Extracted data
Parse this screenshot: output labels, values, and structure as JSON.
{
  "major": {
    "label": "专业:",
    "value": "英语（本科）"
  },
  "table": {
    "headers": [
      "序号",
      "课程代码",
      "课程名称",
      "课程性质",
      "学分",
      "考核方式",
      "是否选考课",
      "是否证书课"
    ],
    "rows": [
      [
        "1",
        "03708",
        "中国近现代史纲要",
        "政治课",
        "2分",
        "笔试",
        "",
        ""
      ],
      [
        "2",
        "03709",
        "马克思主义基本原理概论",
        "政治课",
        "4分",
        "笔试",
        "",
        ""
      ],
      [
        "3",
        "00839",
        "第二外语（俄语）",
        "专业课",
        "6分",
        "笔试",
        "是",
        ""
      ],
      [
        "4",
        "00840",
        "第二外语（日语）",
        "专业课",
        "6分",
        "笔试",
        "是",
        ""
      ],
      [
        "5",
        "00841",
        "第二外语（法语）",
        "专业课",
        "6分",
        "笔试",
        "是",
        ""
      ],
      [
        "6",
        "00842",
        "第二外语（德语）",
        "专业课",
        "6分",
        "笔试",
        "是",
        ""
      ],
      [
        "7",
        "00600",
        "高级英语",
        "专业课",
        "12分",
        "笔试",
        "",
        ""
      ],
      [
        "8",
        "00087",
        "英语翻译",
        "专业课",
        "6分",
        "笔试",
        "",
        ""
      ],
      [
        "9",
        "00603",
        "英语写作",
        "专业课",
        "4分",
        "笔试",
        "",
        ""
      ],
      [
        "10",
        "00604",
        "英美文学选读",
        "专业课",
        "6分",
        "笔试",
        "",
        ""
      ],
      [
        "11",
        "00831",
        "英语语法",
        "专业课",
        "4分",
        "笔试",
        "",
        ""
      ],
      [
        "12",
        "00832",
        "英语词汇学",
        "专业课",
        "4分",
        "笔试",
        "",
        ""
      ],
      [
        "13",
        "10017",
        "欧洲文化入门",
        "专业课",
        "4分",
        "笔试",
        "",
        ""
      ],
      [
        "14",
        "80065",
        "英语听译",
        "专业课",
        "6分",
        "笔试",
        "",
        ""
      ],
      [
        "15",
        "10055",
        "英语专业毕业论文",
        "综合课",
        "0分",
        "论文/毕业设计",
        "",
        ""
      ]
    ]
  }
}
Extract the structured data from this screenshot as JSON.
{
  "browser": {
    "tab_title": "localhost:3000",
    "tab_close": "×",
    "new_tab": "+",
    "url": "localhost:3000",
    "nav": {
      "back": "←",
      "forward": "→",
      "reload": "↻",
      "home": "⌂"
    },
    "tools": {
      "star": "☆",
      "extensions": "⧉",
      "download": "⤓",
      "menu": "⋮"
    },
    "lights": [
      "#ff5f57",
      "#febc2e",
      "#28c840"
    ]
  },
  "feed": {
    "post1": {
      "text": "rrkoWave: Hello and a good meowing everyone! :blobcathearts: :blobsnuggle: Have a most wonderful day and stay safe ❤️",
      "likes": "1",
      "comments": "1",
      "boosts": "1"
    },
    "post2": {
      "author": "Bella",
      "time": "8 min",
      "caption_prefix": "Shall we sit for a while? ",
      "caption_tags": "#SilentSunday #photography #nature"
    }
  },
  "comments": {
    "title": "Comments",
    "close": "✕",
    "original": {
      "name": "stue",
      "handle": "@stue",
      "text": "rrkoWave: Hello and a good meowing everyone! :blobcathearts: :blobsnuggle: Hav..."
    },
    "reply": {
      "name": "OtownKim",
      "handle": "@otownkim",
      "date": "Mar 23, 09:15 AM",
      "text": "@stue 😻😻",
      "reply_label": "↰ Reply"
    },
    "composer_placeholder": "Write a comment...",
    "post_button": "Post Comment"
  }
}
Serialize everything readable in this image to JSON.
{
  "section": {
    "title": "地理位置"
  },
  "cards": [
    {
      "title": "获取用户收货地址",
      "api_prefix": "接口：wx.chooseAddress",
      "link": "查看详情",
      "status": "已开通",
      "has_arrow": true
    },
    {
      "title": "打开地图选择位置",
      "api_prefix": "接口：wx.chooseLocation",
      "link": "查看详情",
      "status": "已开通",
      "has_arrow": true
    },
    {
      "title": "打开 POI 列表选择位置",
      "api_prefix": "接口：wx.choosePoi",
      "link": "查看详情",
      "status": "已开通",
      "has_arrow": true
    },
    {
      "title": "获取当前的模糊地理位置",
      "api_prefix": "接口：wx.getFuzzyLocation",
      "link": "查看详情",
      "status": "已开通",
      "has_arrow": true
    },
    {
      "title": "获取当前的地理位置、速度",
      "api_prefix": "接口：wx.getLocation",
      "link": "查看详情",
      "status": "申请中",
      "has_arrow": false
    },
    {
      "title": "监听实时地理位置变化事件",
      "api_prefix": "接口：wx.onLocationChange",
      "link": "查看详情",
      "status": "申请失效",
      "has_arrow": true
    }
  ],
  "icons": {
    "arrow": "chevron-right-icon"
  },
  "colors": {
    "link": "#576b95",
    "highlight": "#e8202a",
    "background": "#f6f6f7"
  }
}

Work instructions
Examine the listing and say how many of its lines contain the string "blobsnuggle". Give the number alone.

Written solution
2